Supplied passage
*** Block opens ***
The drones are apparently steered in realtime by remote operators, presumably through low-latency satellite links, which is an impressive achievement for a boat bobbing in the water … satellite signals are very weak and require precise aiming of the antenna. Maybe a phased array with electronic stabilization.
Those sea drones look like harmless canoes, but there’s some serious tech there. I hope the US Navy is paying attention.
Bill Arnold
It’s worth mentioning that the original Project Orion proposed whet were described as (essentially) shaped nuclear charges for the propulsion capsules, and that, allegedly, interest in these continued into the Reagan era Star Wars/SDI program, with a newer design called Casaba-Howitzer that directed the plasma into a much tighter bolt at the expense of some efficiency (that being the ratio of the part of the explosion going the intended direction over the total energy). Basically, a “eat hot nuclear plasma” weapon. Suitable for use versus small unwanted artificial moons (unpowered spacecraft). (Be they of human or alien origin. :-) IF one does not care about the consequences of the use of such devices in space. IMO, such proposals should be slapped down very hard.
*** Block closes ***
Dataset extract
*** Block opens ***
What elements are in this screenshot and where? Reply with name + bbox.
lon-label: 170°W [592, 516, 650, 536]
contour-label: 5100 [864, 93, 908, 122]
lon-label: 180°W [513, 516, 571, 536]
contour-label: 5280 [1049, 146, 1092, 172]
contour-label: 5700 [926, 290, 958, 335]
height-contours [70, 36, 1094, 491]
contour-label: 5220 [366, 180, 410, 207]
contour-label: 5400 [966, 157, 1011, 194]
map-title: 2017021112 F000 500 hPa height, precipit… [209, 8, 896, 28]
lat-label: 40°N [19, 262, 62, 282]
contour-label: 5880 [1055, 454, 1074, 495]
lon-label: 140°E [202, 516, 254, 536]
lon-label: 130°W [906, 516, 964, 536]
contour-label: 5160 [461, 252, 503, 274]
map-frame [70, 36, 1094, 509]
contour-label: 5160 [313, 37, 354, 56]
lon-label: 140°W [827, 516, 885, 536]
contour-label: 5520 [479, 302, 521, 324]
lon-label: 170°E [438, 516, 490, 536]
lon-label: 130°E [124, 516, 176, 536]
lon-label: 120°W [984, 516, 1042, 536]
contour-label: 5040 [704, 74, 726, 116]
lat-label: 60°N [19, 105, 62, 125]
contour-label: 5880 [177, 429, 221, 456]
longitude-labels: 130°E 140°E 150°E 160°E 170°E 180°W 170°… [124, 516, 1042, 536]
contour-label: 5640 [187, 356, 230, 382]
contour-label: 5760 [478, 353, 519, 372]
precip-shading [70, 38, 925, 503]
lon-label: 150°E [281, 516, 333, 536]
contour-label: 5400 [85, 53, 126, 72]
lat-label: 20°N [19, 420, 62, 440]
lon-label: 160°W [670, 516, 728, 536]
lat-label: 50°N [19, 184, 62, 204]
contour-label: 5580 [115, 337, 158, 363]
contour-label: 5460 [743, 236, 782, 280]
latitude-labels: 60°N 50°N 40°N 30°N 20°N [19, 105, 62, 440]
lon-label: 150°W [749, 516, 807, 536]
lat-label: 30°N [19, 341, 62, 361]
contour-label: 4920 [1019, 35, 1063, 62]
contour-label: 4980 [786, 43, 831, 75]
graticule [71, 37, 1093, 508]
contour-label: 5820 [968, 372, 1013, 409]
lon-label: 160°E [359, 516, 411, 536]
*** Block closes ***
Required work
(1) In the supplied passage, what was the newer design called that directed the plasma into a much tighter bolt?
(2) Please summarize the supplied passage in two sentences.

Solutions to the tasks
(1) Casaba-Howitzer.

(2) The sea drones look like harmless canoes but carry serious tech, since they are apparently steered in real time by remote operators, presumably over low-latency satellite links. A comment by Bill Arnold says the original Project Orion proposed essentially shaped nuclear charges for its propulsion capsules, with interest allegedly continuing into the SDI program through the Casaba-Howitzer design, and argues such proposals should be slapped down very hard.